> _Goal of the exercise_
Scan the material below for the string "xmlns", and copy every line where it shows up.

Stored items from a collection
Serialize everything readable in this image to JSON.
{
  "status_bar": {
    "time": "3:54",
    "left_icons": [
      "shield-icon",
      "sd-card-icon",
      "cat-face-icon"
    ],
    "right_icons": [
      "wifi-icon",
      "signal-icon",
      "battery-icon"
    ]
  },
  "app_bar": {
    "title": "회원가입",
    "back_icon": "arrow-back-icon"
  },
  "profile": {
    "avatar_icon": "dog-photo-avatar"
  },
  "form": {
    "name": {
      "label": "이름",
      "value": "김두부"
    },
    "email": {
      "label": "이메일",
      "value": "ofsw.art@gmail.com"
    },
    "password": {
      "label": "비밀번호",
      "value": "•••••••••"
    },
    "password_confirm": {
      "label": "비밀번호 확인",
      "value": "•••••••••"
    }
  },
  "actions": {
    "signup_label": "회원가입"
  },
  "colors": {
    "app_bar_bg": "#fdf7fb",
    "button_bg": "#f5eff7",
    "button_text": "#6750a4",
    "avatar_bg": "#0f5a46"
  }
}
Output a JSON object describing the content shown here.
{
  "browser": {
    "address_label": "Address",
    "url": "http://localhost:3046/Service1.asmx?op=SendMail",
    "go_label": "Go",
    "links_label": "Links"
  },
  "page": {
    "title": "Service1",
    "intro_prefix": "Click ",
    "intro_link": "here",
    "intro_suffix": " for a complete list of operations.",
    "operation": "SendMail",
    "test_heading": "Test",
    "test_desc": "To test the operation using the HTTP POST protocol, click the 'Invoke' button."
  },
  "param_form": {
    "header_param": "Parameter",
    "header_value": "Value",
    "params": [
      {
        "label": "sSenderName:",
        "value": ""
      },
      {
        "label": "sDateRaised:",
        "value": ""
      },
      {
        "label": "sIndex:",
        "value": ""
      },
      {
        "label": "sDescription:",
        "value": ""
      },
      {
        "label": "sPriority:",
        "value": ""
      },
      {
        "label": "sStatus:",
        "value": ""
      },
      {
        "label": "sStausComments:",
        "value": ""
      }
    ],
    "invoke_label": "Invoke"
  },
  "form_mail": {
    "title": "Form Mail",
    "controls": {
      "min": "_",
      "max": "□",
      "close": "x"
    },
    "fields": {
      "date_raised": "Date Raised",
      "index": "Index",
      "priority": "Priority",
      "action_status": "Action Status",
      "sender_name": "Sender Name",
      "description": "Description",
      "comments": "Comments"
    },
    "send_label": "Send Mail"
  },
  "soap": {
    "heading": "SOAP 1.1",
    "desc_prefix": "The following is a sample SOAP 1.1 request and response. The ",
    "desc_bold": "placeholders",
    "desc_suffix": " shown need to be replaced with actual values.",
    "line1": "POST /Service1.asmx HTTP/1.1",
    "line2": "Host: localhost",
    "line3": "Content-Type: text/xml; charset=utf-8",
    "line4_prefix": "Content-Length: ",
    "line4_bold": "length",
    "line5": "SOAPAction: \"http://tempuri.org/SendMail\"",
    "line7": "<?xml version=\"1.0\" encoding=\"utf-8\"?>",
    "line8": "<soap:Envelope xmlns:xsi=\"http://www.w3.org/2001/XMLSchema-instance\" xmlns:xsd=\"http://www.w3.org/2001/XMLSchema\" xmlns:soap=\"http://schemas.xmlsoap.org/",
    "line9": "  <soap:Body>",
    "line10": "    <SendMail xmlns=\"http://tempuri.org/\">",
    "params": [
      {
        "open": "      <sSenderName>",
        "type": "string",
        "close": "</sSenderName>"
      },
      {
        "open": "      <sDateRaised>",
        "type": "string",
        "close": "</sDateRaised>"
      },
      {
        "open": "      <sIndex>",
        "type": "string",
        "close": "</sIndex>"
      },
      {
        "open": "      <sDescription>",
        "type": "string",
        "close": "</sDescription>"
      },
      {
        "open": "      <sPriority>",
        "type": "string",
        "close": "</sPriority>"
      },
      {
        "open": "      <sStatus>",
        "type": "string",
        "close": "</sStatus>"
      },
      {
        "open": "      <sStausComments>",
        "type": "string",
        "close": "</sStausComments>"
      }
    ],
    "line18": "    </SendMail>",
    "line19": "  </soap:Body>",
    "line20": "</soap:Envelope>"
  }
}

> _Answer for this exercise_
    "line8": "<soap:Envelope xmlns:xsi=\"http://www.w3.org/2001/XMLSchema-instance\" xmlns:xsd=\"http://www.w3.org/2001/XMLSchema\" xmlns:soap=\"http://schemas.xmlsoap.org/",
    "line10": "    <SendMail xmlns=\"http://tempuri.org/\">",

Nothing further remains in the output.